§ **Tasks to carry out**
A: According to the passage on church unity below, in what year did the Decian persecution come?
B: Continue the passage on church unity from its final sentence, keeping its voice and argument.

Here’s the remedy. We need to repent. We have in view here not only John 17, but the whole epistle of 1 John, which challenges us: how can we love God whom we don’t see when we don’t love our brother whom we do see? Failure to love our brother (we are to love our neighbor, even our enemy; think of the parable of the good Samaritan), especially those who are our fellow Reformed and Presbyterian brothers (the nearest to us, next to our own communions), is a sad and singular failure. We should love all fellow Christians and those most particularly with whom we share the same biblical and theological convictions.

We fail in this when we are apathetic or even hostile to our brothers and sisters in fellow Reformed and Presbyterian churches. Perhaps this manifests itself by us simply not caring to reach out beyond our own communions (why should I love or care for Christians outside my congregation or federation/denomination?) or by having a party spirit (the OPC is simply the best and the rest of you are seriously lacking). In short, pride, complacency, or even sometimes envy, cause us to lack in love toward each other.

We often simply fail to take seriously the ecumenical imperative of John 17. Things are fine, and we need not strive for more unity than we already have as believers in Christ. This is especially true as to the visible church—it’s easy to downplay the significance of such visible unity. But we witness to the world that we love Jesus and each other as we have more and more unity in the visible church. One of the great strengths of the early church was its clear witness to a watching world: “see how they love one another,” was the common refrain of unbelievers observing Christians. Should we not strive for this in our own times?

Over the course of decades, that witness of the ancient church so impressed the pagan world that when the Decian persecution came in AD 250, the old canard going back to Nero’s time that the Christians were “haters of mankind” received no credence. This is because everyone saw how loving the Christians were, even to non-Christians, whether helping them in need or saving exposed babies (the call for such being seen in the Didache and elsewhere). What a witness true ecumenicity can be when we show that we love each other with a love that spills over into all the population about us. The more that we are one, the more loving we are to one another as well as to the strangers among us. Hearts of love for each other manifest good to the household of faith and to all with whom we have to do.

Visible unity glorifies God and edifies us. Think about this: how long can we afford to remain apart in the current cultural climate? Because we have unity in the invisible church, as I mentioned above, perhaps we are complacent about it in the visible church. But we should be no more complacent about this than we are about our sanctification. Our Lord’s call to sanctification merits our serious regular attention. So does his call to unity in the body: it merits our most strenuous efforts. Even as we need to strive more to love those within our own communions, we must strive to love each other across denominational and federational lines. This reflects more properly what Christ’s body in this world is. If we choose not to concern ourselves with organizational unity, we fail to take seriously our Lord’s imperative to manifest the unity that we truly have in him.

§ **Data rows**
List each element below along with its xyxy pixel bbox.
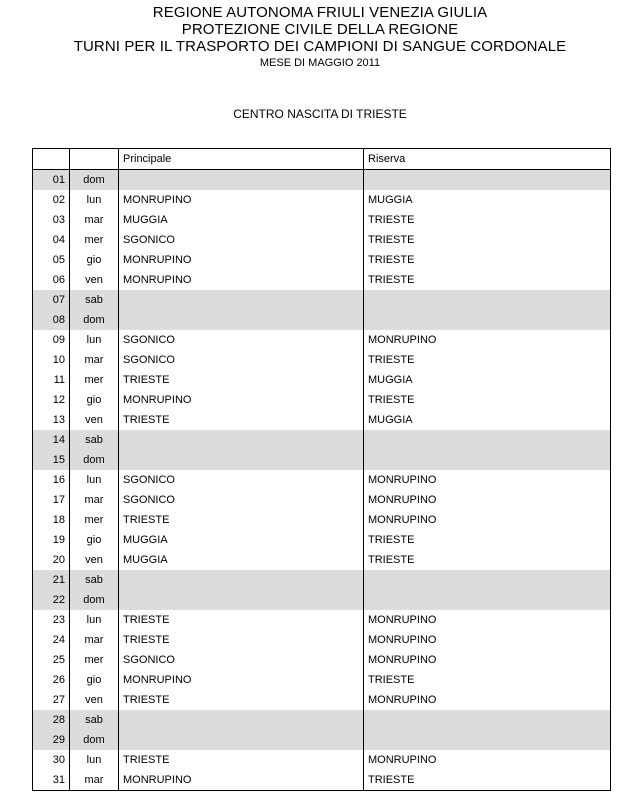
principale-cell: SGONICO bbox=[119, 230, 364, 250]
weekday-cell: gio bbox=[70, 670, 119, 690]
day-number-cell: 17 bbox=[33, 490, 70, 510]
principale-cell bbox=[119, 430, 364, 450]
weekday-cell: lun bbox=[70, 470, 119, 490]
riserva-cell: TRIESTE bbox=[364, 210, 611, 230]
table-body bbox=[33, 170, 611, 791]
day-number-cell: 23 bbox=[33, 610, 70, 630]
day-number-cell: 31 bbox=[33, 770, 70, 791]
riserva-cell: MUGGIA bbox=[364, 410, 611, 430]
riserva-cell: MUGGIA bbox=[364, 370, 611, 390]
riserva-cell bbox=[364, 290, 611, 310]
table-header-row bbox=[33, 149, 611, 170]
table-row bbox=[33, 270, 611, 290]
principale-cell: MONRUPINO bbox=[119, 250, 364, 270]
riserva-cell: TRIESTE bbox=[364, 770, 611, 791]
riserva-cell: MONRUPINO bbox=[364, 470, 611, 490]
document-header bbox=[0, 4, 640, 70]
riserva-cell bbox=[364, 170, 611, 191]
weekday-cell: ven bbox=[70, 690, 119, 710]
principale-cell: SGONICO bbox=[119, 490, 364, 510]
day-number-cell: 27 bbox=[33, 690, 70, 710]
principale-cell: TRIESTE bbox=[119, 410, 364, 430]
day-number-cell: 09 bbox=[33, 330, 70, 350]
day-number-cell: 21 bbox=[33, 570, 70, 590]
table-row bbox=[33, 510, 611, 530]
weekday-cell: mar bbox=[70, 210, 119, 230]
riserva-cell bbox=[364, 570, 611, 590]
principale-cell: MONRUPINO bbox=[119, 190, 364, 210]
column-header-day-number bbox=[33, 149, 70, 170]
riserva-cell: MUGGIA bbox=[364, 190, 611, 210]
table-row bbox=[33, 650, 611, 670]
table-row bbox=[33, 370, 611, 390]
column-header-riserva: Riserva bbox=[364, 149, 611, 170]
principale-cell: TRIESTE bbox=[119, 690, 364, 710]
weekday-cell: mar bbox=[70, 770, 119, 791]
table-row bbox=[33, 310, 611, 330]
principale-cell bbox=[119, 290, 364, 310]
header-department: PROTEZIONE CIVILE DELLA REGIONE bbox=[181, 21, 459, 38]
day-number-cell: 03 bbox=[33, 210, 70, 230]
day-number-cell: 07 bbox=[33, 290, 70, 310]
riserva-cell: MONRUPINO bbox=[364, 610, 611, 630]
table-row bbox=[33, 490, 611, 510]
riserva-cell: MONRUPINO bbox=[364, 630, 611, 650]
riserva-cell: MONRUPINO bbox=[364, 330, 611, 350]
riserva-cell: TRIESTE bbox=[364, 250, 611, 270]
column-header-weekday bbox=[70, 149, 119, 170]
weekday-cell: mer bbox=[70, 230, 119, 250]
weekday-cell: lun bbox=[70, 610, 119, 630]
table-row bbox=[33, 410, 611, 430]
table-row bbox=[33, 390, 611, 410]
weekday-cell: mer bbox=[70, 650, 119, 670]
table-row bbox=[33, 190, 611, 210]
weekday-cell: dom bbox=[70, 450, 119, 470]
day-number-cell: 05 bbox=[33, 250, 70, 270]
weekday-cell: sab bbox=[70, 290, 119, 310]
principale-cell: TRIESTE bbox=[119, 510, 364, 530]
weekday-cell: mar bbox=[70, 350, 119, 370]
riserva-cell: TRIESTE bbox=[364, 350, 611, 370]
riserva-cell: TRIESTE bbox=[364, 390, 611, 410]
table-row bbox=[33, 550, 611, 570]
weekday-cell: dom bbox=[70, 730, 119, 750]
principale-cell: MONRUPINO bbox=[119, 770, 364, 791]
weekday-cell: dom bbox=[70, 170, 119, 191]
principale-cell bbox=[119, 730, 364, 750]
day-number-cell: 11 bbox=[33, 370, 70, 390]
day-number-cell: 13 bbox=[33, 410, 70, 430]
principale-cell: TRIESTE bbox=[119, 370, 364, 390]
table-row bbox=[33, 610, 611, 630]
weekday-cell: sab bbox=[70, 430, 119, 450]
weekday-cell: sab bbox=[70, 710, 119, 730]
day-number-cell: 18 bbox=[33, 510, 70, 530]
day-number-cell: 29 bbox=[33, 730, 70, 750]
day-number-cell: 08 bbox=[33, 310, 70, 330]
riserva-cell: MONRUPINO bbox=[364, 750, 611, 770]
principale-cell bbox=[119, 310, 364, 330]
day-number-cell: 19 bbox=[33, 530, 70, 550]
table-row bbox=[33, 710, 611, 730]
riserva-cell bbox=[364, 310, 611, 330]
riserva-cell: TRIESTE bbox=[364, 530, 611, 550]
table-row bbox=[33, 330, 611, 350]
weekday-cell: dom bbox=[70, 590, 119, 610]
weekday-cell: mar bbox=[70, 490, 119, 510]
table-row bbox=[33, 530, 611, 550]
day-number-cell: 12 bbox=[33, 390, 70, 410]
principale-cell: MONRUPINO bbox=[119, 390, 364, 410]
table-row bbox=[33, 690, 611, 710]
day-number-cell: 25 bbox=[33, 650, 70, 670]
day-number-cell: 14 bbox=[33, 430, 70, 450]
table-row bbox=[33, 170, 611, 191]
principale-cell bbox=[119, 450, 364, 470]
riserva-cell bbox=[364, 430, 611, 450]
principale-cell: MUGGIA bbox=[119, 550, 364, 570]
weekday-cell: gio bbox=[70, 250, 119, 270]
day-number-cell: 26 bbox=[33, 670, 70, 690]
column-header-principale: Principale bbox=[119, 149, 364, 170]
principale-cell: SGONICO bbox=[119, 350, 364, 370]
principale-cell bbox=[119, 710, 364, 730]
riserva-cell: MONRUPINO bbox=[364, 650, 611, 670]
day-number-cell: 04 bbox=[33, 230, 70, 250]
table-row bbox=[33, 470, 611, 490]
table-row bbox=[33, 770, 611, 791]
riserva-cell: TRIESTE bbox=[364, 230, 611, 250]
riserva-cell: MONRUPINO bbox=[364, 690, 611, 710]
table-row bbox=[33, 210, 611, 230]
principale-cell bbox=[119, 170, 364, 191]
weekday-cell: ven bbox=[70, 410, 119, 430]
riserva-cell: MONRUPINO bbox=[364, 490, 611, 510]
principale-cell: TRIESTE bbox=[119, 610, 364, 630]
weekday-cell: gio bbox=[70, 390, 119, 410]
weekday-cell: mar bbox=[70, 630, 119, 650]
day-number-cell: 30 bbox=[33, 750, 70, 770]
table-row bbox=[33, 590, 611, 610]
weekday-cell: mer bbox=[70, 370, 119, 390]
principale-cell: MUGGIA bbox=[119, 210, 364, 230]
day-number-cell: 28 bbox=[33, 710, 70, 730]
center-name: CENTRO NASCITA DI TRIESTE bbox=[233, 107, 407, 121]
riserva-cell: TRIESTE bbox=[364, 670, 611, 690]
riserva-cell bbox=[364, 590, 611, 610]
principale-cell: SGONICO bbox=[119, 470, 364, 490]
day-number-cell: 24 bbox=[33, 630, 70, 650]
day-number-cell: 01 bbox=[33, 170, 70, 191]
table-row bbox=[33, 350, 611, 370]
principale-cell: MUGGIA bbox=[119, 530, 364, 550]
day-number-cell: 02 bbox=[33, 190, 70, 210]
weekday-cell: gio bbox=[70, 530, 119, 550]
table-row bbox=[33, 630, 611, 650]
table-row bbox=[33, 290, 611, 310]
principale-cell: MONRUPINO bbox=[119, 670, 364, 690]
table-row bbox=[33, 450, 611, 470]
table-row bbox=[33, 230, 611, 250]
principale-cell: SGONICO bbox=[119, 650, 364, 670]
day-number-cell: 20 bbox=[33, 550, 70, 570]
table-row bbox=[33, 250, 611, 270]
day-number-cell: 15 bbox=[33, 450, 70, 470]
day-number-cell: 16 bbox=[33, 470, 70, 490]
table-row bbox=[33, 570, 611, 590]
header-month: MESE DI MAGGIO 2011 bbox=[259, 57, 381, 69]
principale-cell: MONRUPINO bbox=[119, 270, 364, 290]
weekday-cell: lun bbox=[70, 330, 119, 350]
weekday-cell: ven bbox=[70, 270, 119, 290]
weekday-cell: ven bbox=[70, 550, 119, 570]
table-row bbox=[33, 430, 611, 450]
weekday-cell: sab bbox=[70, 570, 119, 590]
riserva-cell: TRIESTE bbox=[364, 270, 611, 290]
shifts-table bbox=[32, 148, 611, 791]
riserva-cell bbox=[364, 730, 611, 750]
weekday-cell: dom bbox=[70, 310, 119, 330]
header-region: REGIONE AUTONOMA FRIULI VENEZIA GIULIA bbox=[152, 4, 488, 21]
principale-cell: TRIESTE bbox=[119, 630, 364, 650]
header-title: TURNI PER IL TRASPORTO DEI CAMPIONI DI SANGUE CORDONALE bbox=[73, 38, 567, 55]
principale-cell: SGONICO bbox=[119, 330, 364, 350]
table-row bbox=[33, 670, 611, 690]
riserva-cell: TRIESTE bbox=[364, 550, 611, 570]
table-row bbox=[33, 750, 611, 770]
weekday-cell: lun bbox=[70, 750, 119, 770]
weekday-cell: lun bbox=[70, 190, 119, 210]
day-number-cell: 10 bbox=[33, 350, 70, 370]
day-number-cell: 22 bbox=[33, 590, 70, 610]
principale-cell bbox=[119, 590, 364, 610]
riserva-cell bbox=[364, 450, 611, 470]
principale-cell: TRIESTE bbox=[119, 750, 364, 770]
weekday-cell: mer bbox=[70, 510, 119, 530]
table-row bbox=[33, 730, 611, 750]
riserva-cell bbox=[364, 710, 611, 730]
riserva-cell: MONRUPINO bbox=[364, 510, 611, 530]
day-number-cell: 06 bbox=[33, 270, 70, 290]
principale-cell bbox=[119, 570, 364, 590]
==
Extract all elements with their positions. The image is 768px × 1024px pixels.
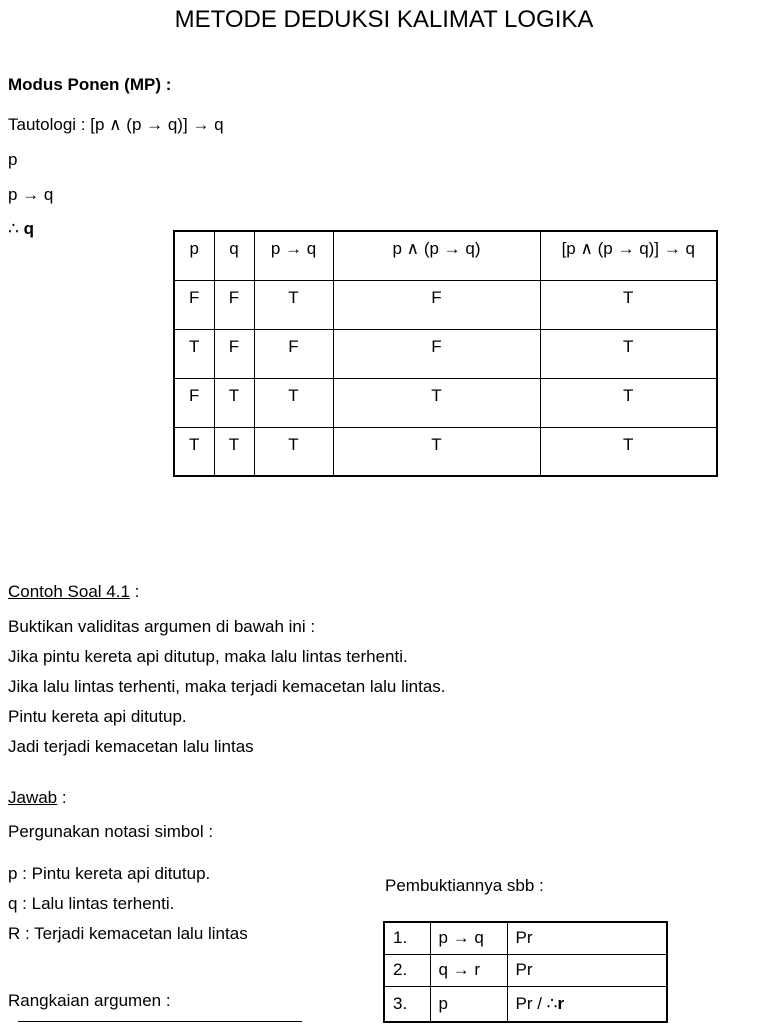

§ **Expected outputs**
A: AD 250

B:
There are also legitimate barriers to our full visible unity in the body of Christ. These are ones that arise from biblical convictions that necessitate our working in separate organizational structures. For example, Baptists have different sacramental and polity views than us that, even though they may be soteriological Calvinists, necessitate our working in different denominations. Do we in the URCNA and OPC have such doctrinal and polity differences? Well, we don’t have the same doctrinal standards: the URCNA has the Three Forms of Unity (TFU): the Belgic Confession (BC), Heidelberg Catechism (HC), and Canons of Dort; the OPC has the Westminster Standards (WS): the Westminster Confession of Faith (WCF) and the Larger and Shorter Catechisms (WLC, WSC). Additionally, we have different church orders that have some strikingly different features.

Any doctrinal differences among us then would stem primarily from confessional divergences.  Do we have such differences between the Three Forms of Unity and the Westminster Standards? The URCNA adopted the following back in 1997:

That synod appoint a committee to study the Confessional Standards, Form of Government, Book of Discipline, and Directory of Worship of the OPC with regard to the similarities and differences between them and the Confessional Standards and Church Order of the URCNA in order to work toward ecclesiastical unity with the OPC . . . . (Minutes of Synod 1997, 10–11).

Such a study was done, and here is what was concluded with respect to doctrinal differences, perceived and real:

  1. Covenant of Works (WCF 7.2, 19.1; WLC 30 and 97)
  2. Regenerated Infants (WCF 10.3)
  3. Assurance and Faith (WCF 14.3, 18.1–4 / WLC 80–81 / HC LD 7)
  4. The Fourth Commandment (WCF 21.7–8 / WLC 117 / HC LD 38)
  5. Marriage and Permissible Divorce (WCF 24.1–6)
  6. Visible and Invisible Church (WCF 25.1–4)
  7. Power to Depose (WCF 31.1–4)
  8. Prayer as a Means of Grace (WLC 154 / WSC 88)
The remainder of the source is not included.